Start of Entries shown

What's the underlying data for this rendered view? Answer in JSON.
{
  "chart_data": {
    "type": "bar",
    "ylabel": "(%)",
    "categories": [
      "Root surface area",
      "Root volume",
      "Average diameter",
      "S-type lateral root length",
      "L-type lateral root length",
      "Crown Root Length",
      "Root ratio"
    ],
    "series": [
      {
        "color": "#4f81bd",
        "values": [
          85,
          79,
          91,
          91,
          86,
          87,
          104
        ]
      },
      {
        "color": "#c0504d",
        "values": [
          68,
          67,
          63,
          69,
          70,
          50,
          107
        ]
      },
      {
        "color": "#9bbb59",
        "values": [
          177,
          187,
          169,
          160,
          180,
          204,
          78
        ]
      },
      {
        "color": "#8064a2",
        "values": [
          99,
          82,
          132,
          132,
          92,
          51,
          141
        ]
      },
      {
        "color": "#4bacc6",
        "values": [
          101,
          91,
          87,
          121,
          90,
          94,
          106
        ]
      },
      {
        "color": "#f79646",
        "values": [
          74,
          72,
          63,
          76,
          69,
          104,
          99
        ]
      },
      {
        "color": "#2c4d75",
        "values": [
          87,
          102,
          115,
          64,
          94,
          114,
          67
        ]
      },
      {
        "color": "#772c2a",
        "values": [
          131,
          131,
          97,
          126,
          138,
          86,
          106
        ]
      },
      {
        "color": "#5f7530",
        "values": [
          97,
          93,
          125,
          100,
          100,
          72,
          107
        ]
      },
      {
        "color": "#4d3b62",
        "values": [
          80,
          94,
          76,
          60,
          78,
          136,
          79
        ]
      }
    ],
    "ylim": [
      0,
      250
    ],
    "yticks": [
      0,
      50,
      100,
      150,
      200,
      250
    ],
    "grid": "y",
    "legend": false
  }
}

End of Entries shown

» What the task requires
Give the entries again in full, exactly as they are written.

» Solution for this exercise
What's the underlying data for this rendered view? Answer in JSON.
{
  "chart_data": {
    "type": "bar",
    "ylabel": "(%)",
    "categories": [
      "Root surface area",
      "Root volume",
      "Average diameter",
      "S-type lateral root length",
      "L-type lateral root length",
      "Crown Root Length",
      "Root ratio"
    ],
    "series": [
      {
        "color": "#4f81bd",
        "values": [
          85,
          79,
          91,
          91,
          86,
          87,
          104
        ]
      },
      {
        "color": "#c0504d",
        "values": [
          68,
          67,
          63,
          69,
          70,
          50,
          107
        ]
      },
      {
        "color": "#9bbb59",
        "values": [
          177,
          187,
          169,
          160,
          180,
          204,
          78
        ]
      },
      {
        "color": "#8064a2",
        "values": [
          99,
          82,
          132,
          132,
          92,
          51,
          141
        ]
      },
      {
        "color": "#4bacc6",
        "values": [
          101,
          91,
          87,
          121,
          90,
          94,
          106
        ]
      },
      {
        "color": "#f79646",
        "values": [
          74,
          72,
          63,
          76,
          69,
          104,
          99
        ]
      },
      {
        "color": "#2c4d75",
        "values": [
          87,
          102,
          115,
          64,
          94,
          114,
          67
        ]
      },
      {
        "color": "#772c2a",
        "values": [
          131,
          131,
          97,
          126,
          138,
          86,
          106
        ]
      },
      {
        "color": "#5f7530",
        "values": [
          97,
          93,
          125,
          100,
          100,
          72,
          107
        ]
      },
      {
        "color": "#4d3b62",
        "values": [
          80,
          94,
          76,
          60,
          78,
          136,
          79
        ]
      }
    ],
    "ylim": [
      0,
      250
    ],
    "yticks": [
      0,
      50,
      100,
      150,
      200,
      250
    ],
    "grid": "y",
    "legend": false
  }
}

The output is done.